▶ _Task to complete_: Quote the entries that follow exactly, leaving none out.

══════════════════════════════

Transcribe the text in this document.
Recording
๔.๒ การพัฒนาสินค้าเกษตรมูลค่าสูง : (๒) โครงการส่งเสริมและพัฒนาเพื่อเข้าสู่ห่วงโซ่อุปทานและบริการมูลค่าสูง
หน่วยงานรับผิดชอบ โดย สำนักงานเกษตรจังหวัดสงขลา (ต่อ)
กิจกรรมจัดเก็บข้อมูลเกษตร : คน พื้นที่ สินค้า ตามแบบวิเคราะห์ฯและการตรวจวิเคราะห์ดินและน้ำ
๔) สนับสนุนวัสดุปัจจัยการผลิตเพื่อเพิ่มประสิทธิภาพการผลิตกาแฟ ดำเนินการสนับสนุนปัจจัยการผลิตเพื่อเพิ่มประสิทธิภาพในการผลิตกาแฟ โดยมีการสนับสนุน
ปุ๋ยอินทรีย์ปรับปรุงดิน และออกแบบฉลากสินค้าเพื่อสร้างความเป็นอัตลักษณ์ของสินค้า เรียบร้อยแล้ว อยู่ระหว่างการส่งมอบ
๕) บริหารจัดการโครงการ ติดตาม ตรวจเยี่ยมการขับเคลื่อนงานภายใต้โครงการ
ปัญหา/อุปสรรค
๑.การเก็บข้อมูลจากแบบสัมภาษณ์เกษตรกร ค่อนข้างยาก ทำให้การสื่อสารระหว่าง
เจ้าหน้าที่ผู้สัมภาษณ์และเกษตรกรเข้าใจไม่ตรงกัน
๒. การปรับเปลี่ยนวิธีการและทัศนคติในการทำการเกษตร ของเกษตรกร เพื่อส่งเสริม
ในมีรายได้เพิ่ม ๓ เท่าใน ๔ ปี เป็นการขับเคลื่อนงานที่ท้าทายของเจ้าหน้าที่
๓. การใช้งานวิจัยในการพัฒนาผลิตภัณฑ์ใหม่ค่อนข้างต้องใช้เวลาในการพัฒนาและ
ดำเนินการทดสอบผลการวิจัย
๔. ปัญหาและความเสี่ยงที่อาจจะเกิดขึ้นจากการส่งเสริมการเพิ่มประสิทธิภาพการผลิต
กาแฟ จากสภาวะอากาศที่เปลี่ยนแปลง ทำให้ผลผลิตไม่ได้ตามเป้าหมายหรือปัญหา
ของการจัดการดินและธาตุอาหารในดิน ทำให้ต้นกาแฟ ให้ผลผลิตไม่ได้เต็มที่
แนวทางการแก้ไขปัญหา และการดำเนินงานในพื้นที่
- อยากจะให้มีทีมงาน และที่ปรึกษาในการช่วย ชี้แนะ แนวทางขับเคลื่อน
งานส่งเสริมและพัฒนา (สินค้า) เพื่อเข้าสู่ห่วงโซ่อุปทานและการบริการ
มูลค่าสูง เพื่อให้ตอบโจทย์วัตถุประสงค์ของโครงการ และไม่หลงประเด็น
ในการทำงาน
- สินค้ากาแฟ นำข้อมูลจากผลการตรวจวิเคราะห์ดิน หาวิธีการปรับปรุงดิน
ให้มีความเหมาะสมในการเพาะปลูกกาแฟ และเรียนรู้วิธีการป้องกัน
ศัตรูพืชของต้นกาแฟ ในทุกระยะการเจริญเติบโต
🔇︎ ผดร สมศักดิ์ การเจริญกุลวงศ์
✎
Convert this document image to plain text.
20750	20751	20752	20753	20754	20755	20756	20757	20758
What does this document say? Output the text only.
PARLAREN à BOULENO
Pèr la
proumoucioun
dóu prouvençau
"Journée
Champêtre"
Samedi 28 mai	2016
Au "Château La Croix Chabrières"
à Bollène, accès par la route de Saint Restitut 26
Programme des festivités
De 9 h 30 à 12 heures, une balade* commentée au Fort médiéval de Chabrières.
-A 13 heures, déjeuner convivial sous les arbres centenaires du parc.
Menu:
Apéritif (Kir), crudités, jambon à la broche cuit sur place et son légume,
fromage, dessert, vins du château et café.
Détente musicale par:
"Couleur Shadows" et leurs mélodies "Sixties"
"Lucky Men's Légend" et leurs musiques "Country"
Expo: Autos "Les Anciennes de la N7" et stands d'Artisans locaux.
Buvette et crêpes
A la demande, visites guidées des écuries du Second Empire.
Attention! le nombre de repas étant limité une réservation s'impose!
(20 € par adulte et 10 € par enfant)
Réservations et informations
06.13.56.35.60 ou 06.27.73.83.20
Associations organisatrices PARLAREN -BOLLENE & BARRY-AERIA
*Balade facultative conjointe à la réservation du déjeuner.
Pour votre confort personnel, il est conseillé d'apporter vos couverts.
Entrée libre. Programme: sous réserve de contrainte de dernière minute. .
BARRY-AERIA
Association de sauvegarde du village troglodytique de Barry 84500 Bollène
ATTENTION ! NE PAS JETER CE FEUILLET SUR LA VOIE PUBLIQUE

══════════════════════════════

▶ _Result for this exercise_:
Transcribe the text in this document.
Recording
๔.๒ การพัฒนาสินค้าเกษตรมูลค่าสูง : (๒) โครงการส่งเสริมและพัฒนาเพื่อเข้าสู่ห่วงโซ่อุปทานและบริการมูลค่าสูง
หน่วยงานรับผิดชอบ โดย สำนักงานเกษตรจังหวัดสงขลา (ต่อ)
กิจกรรมจัดเก็บข้อมูลเกษตร : คน พื้นที่ สินค้า ตามแบบวิเคราะห์ฯและการตรวจวิเคราะห์ดินและน้ำ
๔) สนับสนุนวัสดุปัจจัยการผลิตเพื่อเพิ่มประสิทธิภาพการผลิตกาแฟ ดำเนินการสนับสนุนปัจจัยการผลิตเพื่อเพิ่มประสิทธิภาพในการผลิตกาแฟ โดยมีการสนับสนุน
ปุ๋ยอินทรีย์ปรับปรุงดิน และออกแบบฉลากสินค้าเพื่อสร้างความเป็นอัตลักษณ์ของสินค้า เรียบร้อยแล้ว อยู่ระหว่างการส่งมอบ
๕) บริหารจัดการโครงการ ติดตาม ตรวจเยี่ยมการขับเคลื่อนงานภายใต้โครงการ
ปัญหา/อุปสรรค
๑.การเก็บข้อมูลจากแบบสัมภาษณ์เกษตรกร ค่อนข้างยาก ทำให้การสื่อสารระหว่าง
เจ้าหน้าที่ผู้สัมภาษณ์และเกษตรกรเข้าใจไม่ตรงกัน
๒. การปรับเปลี่ยนวิธีการและทัศนคติในการทำการเกษตร ของเกษตรกร เพื่อส่งเสริม
ในมีรายได้เพิ่ม ๓ เท่าใน ๔ ปี เป็นการขับเคลื่อนงานที่ท้าทายของเจ้าหน้าที่
๓. การใช้งานวิจัยในการพัฒนาผลิตภัณฑ์ใหม่ค่อนข้างต้องใช้เวลาในการพัฒนาและ
ดำเนินการทดสอบผลการวิจัย
๔. ปัญหาและความเสี่ยงที่อาจจะเกิดขึ้นจากการส่งเสริมการเพิ่มประสิทธิภาพการผลิต
กาแฟ จากสภาวะอากาศที่เปลี่ยนแปลง ทำให้ผลผลิตไม่ได้ตามเป้าหมายหรือปัญหา
ของการจัดการดินและธาตุอาหารในดิน ทำให้ต้นกาแฟ ให้ผลผลิตไม่ได้เต็มที่
แนวทางการแก้ไขปัญหา และการดำเนินงานในพื้นที่
- อยากจะให้มีทีมงาน และที่ปรึกษาในการช่วย ชี้แนะ แนวทางขับเคลื่อน
งานส่งเสริมและพัฒนา (สินค้า) เพื่อเข้าสู่ห่วงโซ่อุปทานและการบริการ
มูลค่าสูง เพื่อให้ตอบโจทย์วัตถุประสงค์ของโครงการ และไม่หลงประเด็น
ในการทำงาน
- สินค้ากาแฟ นำข้อมูลจากผลการตรวจวิเคราะห์ดิน หาวิธีการปรับปรุงดิน
ให้มีความเหมาะสมในการเพาะปลูกกาแฟ และเรียนรู้วิธีการป้องกัน
ศัตรูพืชของต้นกาแฟ ในทุกระยะการเจริญเติบโต
🔇︎ ผดร สมศักดิ์ การเจริญกุลวงศ์
✎
Convert this document image to plain text.
20750	20751	20752	20753	20754	20755	20756	20757	20758
What does this document say? Output the text only.
PARLAREN à BOULENO
Pèr la
proumoucioun
dóu prouvençau
"Journée
Champêtre"
Samedi 28 mai	2016
Au "Château La Croix Chabrières"
à Bollène, accès par la route de Saint Restitut 26
Programme des festivités
De 9 h 30 à 12 heures, une balade* commentée au Fort médiéval de Chabrières.
-A 13 heures, déjeuner convivial sous les arbres centenaires du parc.
Menu:
Apéritif (Kir), crudités, jambon à la broche cuit sur place et son légume,
fromage, dessert, vins du château et café.
Détente musicale par:
"Couleur Shadows" et leurs mélodies "Sixties"
"Lucky Men's Légend" et leurs musiques "Country"
Expo: Autos "Les Anciennes de la N7" et stands d'Artisans locaux.
Buvette et crêpes
A la demande, visites guidées des écuries du Second Empire.
Attention! le nombre de repas étant limité une réservation s'impose!
(20 € par adulte et 10 € par enfant)
Réservations et informations
06.13.56.35.60 ou 06.27.73.83.20
Associations organisatrices PARLAREN -BOLLENE & BARRY-AERIA
*Balade facultative conjointe à la réservation du déjeuner.
Pour votre confort personnel, il est conseillé d'apporter vos couverts.
Entrée libre. Programme: sous réserve de contrainte de dernière minute. .
BARRY-AERIA
Association de sauvegarde du village troglodytique de Barry 84500 Bollène
ATTENTION ! NE PAS JETER CE FEUILLET SUR LA VOIE PUBLIQUE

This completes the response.